Job
Give back the entire listing verbatim.
═════ Data listing
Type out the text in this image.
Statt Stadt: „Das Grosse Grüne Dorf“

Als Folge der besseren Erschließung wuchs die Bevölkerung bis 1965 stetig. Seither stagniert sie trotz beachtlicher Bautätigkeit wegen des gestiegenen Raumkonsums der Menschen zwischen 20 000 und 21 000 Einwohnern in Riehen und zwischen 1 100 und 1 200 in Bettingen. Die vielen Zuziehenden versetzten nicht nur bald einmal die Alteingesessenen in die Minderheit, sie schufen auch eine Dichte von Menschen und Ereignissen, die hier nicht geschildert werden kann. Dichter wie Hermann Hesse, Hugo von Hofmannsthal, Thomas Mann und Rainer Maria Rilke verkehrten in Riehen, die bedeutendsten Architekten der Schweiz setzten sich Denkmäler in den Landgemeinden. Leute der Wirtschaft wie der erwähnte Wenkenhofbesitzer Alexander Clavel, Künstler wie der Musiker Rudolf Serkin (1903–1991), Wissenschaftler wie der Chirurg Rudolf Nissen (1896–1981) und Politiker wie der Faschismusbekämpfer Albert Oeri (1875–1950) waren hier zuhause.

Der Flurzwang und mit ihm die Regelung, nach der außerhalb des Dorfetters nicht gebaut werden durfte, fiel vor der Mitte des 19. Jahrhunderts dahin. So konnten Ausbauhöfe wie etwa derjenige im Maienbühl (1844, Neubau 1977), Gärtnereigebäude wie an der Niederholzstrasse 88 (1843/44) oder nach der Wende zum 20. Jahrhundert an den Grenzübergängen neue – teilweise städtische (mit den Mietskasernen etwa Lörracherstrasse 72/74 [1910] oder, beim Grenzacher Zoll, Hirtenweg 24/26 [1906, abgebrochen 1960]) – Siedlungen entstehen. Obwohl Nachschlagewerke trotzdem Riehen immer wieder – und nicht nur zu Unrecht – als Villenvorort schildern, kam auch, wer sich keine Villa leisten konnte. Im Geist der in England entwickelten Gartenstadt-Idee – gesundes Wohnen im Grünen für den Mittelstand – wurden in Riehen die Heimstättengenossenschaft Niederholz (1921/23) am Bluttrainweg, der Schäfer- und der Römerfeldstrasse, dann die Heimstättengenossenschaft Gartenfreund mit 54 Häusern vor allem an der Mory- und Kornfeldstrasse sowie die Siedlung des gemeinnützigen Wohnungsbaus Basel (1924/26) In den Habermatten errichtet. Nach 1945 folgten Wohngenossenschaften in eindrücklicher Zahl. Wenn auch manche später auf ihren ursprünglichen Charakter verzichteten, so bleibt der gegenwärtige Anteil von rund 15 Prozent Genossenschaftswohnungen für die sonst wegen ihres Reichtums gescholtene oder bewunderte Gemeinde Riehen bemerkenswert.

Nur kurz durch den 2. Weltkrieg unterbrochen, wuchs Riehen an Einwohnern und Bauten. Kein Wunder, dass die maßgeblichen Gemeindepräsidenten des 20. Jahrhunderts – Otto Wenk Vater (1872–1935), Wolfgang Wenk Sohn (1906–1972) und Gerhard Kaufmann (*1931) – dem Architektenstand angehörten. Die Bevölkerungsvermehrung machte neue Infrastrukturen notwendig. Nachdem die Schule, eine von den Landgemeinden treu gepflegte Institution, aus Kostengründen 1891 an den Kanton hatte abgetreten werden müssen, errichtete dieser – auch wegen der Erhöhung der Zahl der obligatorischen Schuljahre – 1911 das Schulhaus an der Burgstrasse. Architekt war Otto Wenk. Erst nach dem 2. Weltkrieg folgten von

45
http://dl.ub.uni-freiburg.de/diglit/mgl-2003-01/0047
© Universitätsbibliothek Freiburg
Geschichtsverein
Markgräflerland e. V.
══════════
Result of this task
Type out the text in this image.
Statt Stadt: „Das Grosse Grüne Dorf“

Als Folge der besseren Erschließung wuchs die Bevölkerung bis 1965 stetig. Seither stagniert sie trotz beachtlicher Bautätigkeit wegen des gestiegenen Raumkonsums der Menschen zwischen 20 000 und 21 000 Einwohnern in Riehen und zwischen 1 100 und 1 200 in Bettingen. Die vielen Zuziehenden versetzten nicht nur bald einmal die Alteingesessenen in die Minderheit, sie schufen auch eine Dichte von Menschen und Ereignissen, die hier nicht geschildert werden kann. Dichter wie Hermann Hesse, Hugo von Hofmannsthal, Thomas Mann und Rainer Maria Rilke verkehrten in Riehen, die bedeutendsten Architekten der Schweiz setzten sich Denkmäler in den Landgemeinden. Leute der Wirtschaft wie der erwähnte Wenkenhofbesitzer Alexander Clavel, Künstler wie der Musiker Rudolf Serkin (1903–1991), Wissenschaftler wie der Chirurg Rudolf Nissen (1896–1981) und Politiker wie der Faschismusbekämpfer Albert Oeri (1875–1950) waren hier zuhause.

Der Flurzwang und mit ihm die Regelung, nach der außerhalb des Dorfetters nicht gebaut werden durfte, fiel vor der Mitte des 19. Jahrhunderts dahin. So konnten Ausbauhöfe wie etwa derjenige im Maienbühl (1844, Neubau 1977), Gärtnereigebäude wie an der Niederholzstrasse 88 (1843/44) oder nach der Wende zum 20. Jahrhundert an den Grenzübergängen neue – teilweise städtische (mit den Mietskasernen etwa Lörracherstrasse 72/74 [1910] oder, beim Grenzacher Zoll, Hirtenweg 24/26 [1906, abgebrochen 1960]) – Siedlungen entstehen. Obwohl Nachschlagewerke trotzdem Riehen immer wieder – und nicht nur zu Unrecht – als Villenvorort schildern, kam auch, wer sich keine Villa leisten konnte. Im Geist der in England entwickelten Gartenstadt-Idee – gesundes Wohnen im Grünen für den Mittelstand – wurden in Riehen die Heimstättengenossenschaft Niederholz (1921/23) am Bluttrainweg, der Schäfer- und der Römerfeldstrasse, dann die Heimstättengenossenschaft Gartenfreund mit 54 Häusern vor allem an der Mory- und Kornfeldstrasse sowie die Siedlung des gemeinnützigen Wohnungsbaus Basel (1924/26) In den Habermatten errichtet. Nach 1945 folgten Wohngenossenschaften in eindrücklicher Zahl. Wenn auch manche später auf ihren ursprünglichen Charakter verzichteten, so bleibt der gegenwärtige Anteil von rund 15 Prozent Genossenschaftswohnungen für die sonst wegen ihres Reichtums gescholtene oder bewunderte Gemeinde Riehen bemerkenswert.

Nur kurz durch den 2. Weltkrieg unterbrochen, wuchs Riehen an Einwohnern und Bauten. Kein Wunder, dass die maßgeblichen Gemeindepräsidenten des 20. Jahrhunderts – Otto Wenk Vater (1872–1935), Wolfgang Wenk Sohn (1906–1972) und Gerhard Kaufmann (*1931) – dem Architektenstand angehörten. Die Bevölkerungsvermehrung machte neue Infrastrukturen notwendig. Nachdem die Schule, eine von den Landgemeinden treu gepflegte Institution, aus Kostengründen 1891 an den Kanton hatte abgetreten werden müssen, errichtete dieser – auch wegen der Erhöhung der Zahl der obligatorischen Schuljahre – 1911 das Schulhaus an der Burgstrasse. Architekt war Otto Wenk. Erst nach dem 2. Weltkrieg folgten von

45
http://dl.ub.uni-freiburg.de/diglit/mgl-2003-01/0047
© Universitätsbibliothek Freiburg
Geschichtsverein
Markgräflerland e. V.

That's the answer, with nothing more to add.